**Short task:** In the entries that follow, how many lines hold the string "Baştan"? Give only that number.
───── Material provided
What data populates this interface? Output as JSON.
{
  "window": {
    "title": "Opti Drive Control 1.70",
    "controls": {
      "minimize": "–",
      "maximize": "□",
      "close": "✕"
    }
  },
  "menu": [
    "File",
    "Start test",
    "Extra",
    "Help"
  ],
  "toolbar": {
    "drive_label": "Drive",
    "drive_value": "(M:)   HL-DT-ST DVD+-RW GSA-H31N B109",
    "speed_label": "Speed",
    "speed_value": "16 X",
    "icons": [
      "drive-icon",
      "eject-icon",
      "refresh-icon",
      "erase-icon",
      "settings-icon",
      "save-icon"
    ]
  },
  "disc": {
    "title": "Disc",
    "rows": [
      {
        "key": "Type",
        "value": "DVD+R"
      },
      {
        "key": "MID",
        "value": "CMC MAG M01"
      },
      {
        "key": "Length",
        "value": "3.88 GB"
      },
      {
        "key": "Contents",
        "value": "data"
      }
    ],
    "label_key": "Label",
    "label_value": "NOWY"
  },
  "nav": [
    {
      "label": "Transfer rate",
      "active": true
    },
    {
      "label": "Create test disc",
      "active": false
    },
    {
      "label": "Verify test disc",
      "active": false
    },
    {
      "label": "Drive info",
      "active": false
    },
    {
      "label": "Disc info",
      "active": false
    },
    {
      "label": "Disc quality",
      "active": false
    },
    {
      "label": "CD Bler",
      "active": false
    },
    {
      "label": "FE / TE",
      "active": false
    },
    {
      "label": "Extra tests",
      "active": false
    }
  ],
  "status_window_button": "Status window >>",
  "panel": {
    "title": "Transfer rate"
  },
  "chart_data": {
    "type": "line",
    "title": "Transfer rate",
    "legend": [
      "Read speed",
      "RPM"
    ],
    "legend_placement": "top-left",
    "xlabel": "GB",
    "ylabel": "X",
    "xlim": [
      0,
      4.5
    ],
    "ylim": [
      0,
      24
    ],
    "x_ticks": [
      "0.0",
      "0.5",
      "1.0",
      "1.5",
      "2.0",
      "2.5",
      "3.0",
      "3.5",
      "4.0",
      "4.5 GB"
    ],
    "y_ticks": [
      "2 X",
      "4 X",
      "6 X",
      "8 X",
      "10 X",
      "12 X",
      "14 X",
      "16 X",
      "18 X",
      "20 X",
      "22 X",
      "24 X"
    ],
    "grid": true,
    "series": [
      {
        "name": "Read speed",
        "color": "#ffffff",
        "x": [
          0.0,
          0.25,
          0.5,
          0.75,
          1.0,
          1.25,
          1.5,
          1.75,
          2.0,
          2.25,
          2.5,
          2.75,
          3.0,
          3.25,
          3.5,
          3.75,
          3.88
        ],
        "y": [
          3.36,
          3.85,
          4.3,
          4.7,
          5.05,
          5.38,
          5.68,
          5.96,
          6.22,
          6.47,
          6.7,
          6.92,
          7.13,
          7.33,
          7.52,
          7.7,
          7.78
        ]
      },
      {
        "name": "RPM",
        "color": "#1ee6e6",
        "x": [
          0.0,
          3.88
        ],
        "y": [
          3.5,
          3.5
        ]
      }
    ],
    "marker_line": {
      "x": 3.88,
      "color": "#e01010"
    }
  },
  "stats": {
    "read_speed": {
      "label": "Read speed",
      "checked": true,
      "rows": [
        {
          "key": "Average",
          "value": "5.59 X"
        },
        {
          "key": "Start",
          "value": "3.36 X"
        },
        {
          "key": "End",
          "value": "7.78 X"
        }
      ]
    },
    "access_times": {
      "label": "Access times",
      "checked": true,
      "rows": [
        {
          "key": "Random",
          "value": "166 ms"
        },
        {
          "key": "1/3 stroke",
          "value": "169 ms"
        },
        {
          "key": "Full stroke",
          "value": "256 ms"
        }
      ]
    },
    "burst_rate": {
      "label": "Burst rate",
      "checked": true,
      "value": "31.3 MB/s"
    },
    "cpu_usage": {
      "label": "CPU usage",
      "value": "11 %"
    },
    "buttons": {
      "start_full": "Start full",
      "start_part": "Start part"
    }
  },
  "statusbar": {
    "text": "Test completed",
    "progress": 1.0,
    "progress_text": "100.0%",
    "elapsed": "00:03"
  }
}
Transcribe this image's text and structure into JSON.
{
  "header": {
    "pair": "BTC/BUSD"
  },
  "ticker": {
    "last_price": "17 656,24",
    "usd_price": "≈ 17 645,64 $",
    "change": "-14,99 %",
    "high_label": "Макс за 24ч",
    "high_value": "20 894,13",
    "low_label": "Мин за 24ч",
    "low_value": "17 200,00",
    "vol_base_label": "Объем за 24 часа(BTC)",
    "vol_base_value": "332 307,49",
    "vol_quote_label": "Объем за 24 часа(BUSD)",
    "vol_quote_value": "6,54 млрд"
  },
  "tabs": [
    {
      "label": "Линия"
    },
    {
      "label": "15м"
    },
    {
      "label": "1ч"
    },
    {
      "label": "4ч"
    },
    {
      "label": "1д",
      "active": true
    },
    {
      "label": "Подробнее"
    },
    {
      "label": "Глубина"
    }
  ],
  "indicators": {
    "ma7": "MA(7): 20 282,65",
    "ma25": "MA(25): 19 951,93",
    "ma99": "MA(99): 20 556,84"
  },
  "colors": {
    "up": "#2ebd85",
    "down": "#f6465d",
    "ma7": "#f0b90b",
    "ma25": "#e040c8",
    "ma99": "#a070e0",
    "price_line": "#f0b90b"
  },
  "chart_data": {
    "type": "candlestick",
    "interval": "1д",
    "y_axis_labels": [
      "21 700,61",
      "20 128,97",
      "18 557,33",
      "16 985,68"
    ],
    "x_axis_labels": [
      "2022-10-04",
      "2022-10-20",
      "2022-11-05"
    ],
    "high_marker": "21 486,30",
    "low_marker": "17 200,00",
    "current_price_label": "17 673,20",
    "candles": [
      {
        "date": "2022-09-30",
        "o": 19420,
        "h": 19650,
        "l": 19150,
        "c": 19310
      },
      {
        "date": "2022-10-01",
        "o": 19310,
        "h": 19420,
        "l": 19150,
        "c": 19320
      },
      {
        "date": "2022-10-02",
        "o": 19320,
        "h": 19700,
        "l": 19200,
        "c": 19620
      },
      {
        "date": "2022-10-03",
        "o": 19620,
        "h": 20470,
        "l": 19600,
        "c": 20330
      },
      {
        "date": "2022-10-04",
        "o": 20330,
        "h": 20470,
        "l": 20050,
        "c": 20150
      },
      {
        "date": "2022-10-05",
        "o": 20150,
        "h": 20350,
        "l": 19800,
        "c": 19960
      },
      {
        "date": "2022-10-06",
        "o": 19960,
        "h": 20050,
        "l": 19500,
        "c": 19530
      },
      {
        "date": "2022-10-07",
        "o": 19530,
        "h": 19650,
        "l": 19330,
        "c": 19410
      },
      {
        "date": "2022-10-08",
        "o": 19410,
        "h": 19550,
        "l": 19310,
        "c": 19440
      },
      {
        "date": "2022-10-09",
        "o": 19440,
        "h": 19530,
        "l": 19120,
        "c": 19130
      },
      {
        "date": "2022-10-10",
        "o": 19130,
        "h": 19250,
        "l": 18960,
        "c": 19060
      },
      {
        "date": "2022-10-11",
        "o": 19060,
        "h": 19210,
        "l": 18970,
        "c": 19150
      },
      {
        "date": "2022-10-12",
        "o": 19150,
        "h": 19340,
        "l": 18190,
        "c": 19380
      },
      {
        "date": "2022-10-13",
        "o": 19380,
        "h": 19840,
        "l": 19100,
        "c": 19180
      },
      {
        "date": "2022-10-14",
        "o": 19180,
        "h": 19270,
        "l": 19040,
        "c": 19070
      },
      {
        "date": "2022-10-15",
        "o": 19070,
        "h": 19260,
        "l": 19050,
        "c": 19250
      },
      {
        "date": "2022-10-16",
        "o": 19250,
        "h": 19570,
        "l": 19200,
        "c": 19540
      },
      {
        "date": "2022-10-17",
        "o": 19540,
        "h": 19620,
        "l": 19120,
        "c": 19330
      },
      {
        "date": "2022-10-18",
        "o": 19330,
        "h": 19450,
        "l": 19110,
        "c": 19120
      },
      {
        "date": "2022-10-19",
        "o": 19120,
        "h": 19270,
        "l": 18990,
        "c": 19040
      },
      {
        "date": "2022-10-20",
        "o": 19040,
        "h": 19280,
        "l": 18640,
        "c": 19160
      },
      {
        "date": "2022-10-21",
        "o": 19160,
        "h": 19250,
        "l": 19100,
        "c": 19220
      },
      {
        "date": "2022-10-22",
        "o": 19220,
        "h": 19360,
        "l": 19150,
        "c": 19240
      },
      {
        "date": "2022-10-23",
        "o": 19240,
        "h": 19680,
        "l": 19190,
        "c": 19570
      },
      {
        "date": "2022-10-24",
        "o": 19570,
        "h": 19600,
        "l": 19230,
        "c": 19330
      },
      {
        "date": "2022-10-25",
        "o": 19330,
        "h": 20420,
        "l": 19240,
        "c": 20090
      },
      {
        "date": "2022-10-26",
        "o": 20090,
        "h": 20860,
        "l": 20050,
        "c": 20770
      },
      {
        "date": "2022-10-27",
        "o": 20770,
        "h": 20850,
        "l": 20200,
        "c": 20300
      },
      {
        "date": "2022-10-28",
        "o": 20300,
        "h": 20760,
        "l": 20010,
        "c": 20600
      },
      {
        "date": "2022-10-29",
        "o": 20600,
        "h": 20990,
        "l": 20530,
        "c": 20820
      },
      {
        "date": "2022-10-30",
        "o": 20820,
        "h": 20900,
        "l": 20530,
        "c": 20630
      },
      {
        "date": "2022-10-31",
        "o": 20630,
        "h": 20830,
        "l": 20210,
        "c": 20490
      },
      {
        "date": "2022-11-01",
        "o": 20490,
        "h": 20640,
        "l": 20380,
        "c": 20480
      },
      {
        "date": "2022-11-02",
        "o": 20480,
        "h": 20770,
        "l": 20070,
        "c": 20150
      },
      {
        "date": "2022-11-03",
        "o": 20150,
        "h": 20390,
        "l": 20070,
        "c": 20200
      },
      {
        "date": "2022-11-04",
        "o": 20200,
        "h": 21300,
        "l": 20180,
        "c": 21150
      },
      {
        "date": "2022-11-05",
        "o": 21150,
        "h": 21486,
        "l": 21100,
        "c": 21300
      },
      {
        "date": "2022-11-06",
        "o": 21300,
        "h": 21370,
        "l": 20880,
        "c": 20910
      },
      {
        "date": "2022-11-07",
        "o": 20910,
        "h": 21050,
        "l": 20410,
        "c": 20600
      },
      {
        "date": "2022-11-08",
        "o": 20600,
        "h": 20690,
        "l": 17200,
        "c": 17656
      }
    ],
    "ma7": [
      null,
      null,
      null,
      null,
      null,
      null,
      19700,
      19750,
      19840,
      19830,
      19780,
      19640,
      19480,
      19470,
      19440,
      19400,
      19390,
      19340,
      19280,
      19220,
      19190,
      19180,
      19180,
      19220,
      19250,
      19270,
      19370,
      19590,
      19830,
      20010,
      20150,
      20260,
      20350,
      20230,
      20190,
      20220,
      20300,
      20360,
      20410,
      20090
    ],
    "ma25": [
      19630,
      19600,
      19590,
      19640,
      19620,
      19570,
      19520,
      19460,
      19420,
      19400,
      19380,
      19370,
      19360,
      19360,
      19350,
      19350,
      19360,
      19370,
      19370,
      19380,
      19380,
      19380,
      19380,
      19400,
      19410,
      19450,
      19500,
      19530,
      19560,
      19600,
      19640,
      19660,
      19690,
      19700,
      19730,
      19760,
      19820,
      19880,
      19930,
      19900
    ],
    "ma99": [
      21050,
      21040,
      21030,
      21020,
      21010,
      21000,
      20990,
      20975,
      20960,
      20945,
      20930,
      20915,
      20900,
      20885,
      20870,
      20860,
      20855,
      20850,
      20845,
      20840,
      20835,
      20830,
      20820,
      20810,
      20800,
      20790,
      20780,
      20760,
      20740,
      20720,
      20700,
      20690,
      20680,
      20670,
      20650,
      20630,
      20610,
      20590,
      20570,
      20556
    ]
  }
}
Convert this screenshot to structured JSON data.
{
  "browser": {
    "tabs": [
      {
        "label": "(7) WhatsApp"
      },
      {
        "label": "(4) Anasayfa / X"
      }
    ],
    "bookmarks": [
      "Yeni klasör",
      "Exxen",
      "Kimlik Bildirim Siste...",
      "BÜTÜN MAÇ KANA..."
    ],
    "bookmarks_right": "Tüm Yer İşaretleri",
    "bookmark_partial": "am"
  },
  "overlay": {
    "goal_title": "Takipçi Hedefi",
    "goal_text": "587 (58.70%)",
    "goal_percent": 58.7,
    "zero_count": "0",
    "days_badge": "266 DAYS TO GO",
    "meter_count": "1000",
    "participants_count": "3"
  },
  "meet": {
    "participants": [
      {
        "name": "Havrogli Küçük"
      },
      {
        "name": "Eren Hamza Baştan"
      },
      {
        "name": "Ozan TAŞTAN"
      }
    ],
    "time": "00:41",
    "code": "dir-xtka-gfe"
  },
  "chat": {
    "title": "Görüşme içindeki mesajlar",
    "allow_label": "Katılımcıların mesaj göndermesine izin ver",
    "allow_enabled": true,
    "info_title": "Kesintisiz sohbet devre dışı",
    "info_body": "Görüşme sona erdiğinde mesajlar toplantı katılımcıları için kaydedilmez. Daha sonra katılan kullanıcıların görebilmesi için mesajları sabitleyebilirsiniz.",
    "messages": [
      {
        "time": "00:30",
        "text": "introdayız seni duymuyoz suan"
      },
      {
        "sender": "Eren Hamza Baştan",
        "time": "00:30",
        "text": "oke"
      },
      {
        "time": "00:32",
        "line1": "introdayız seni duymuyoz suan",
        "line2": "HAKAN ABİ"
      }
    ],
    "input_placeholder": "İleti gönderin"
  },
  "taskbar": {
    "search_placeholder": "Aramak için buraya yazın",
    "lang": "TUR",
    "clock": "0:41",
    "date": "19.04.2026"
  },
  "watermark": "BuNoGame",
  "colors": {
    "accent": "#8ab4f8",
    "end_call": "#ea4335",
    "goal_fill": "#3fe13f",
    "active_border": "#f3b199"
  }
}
──────────
**Exercise result:** 2